--- START OF DATASET CONTENT ---

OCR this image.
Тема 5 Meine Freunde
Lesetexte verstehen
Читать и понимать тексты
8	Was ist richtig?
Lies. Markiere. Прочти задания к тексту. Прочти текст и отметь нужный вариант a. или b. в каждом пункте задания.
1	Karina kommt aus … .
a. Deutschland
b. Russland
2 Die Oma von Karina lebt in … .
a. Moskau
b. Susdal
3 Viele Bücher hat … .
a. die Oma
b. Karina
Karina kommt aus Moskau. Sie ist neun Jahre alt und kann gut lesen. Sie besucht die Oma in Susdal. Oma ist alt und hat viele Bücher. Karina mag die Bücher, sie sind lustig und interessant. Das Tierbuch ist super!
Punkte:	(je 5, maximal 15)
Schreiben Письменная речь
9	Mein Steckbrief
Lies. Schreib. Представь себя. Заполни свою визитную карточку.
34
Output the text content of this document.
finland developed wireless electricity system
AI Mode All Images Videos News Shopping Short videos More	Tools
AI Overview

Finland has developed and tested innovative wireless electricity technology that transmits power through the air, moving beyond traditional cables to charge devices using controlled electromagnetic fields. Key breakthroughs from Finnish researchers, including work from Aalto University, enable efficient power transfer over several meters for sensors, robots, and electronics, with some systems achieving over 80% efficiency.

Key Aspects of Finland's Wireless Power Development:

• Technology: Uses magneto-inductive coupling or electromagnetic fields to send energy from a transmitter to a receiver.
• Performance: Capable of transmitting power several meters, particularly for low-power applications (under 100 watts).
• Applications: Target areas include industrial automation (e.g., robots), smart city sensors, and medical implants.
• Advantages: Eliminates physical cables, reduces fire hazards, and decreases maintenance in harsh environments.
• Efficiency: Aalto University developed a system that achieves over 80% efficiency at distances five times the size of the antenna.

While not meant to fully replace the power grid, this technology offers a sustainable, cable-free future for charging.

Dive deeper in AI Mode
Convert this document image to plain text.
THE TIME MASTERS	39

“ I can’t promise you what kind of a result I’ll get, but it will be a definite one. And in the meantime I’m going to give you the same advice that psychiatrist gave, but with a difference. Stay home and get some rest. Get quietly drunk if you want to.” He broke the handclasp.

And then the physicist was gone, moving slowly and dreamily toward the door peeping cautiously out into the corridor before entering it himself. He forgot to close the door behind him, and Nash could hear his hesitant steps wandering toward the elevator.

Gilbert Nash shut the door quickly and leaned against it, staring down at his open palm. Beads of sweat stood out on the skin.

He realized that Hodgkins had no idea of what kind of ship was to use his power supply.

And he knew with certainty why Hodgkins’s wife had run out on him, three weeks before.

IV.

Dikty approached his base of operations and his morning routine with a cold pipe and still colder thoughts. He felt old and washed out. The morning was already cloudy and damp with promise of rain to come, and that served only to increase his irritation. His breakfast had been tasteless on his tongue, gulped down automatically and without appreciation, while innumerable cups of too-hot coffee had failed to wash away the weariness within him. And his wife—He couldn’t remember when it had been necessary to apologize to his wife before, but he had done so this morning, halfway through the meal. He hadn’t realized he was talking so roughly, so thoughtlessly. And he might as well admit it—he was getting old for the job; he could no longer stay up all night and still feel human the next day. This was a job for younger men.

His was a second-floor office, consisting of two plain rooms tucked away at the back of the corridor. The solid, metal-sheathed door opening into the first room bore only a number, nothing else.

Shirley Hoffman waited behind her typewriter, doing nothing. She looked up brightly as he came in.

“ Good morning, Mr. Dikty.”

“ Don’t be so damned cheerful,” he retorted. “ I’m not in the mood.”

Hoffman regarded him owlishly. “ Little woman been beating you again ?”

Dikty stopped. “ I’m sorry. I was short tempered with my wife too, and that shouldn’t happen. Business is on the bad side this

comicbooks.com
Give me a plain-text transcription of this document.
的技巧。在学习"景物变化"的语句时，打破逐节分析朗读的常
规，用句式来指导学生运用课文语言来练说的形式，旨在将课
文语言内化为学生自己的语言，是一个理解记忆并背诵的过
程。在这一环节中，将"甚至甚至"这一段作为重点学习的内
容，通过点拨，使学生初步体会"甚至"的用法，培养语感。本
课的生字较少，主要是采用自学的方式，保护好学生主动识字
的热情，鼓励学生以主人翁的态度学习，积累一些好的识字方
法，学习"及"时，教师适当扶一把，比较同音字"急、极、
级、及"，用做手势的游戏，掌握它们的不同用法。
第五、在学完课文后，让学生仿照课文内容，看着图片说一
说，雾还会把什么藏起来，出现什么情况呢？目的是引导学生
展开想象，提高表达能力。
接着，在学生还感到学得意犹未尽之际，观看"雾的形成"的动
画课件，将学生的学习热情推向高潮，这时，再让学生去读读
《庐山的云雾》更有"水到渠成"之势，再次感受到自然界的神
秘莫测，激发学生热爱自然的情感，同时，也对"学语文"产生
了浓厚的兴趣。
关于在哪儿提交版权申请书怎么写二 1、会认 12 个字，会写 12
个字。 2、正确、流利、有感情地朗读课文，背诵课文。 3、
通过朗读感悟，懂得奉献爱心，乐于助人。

--- END OF DATASET CONTENT ---

_EXERCISE REQUIREMENTS_:
Search the records for the word "into" and copy every line where it occurs.

_EXPECTED ANSWER_:
And then the physicist was gone, moving slowly and dreamily toward the door peeping cautiously out into the corridor before entering it himself. He forgot to close the door behind him, and Nash could hear his hesitant steps wandering toward the elevator.
His was a second-floor office, consisting of two plain rooms tucked away at the back of the corridor. The solid, metal-sheathed door opening into the first room bore only a number, nothing else.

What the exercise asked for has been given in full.